## WHAT YOU SHOULD DO
Look below and pull out each line with the word "document".

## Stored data
* begin *

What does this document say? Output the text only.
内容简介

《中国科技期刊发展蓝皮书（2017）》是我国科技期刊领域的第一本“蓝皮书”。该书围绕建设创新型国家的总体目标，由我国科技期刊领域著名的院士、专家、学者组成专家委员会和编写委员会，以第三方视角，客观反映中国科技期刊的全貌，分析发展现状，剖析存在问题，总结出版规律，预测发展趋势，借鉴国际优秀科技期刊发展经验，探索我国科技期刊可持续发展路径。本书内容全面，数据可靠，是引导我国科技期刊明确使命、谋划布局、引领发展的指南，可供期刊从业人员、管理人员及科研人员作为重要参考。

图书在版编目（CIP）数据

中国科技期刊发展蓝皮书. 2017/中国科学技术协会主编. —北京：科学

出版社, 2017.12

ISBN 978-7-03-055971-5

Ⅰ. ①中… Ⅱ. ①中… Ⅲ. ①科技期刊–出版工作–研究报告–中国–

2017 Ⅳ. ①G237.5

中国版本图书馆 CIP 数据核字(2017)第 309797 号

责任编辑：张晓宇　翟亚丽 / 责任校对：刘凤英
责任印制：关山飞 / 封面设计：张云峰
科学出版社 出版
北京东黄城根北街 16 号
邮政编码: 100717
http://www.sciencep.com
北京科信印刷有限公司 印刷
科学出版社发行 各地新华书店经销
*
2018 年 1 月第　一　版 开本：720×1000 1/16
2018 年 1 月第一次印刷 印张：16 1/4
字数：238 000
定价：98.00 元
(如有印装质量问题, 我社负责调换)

* end *
* begin *

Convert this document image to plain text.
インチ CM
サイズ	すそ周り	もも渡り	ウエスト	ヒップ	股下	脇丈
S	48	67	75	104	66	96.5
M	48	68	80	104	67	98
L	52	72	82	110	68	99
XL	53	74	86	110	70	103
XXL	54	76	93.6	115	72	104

* end *
* begin *

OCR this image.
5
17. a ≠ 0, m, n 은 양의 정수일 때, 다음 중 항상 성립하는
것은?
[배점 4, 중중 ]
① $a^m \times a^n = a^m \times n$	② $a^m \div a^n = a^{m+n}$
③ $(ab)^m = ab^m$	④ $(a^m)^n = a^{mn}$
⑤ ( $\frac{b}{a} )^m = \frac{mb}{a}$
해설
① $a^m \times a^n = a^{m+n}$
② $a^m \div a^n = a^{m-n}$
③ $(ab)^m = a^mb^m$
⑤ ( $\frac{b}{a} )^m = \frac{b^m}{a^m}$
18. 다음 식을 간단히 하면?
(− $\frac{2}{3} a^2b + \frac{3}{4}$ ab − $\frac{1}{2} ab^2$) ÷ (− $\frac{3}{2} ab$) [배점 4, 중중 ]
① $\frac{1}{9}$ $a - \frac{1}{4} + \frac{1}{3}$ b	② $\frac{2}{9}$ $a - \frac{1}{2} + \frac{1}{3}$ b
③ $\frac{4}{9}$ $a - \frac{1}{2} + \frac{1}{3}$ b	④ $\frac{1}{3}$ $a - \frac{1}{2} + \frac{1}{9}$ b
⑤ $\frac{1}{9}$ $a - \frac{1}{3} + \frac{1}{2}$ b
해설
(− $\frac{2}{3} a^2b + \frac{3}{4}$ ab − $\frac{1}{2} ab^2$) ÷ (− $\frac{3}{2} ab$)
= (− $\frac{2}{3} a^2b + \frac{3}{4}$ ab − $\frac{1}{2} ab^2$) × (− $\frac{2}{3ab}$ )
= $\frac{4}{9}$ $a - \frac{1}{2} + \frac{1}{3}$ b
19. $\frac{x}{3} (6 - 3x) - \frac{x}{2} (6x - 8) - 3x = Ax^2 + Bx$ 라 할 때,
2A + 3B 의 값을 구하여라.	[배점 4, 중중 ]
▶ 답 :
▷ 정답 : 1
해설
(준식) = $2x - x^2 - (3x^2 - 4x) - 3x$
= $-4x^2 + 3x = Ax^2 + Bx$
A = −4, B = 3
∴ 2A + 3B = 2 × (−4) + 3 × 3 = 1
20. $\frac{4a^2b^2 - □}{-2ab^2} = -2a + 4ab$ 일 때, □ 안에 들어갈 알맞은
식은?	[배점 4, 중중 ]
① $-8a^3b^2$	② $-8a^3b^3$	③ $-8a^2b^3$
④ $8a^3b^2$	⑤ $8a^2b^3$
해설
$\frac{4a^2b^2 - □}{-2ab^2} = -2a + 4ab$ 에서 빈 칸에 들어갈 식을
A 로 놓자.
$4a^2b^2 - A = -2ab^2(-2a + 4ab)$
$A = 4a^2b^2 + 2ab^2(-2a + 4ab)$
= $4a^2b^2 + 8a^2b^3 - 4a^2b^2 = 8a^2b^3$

* end *

## EXERCISE SOLUTION
What does this document say? Output the text only.
Convert this document image to plain text.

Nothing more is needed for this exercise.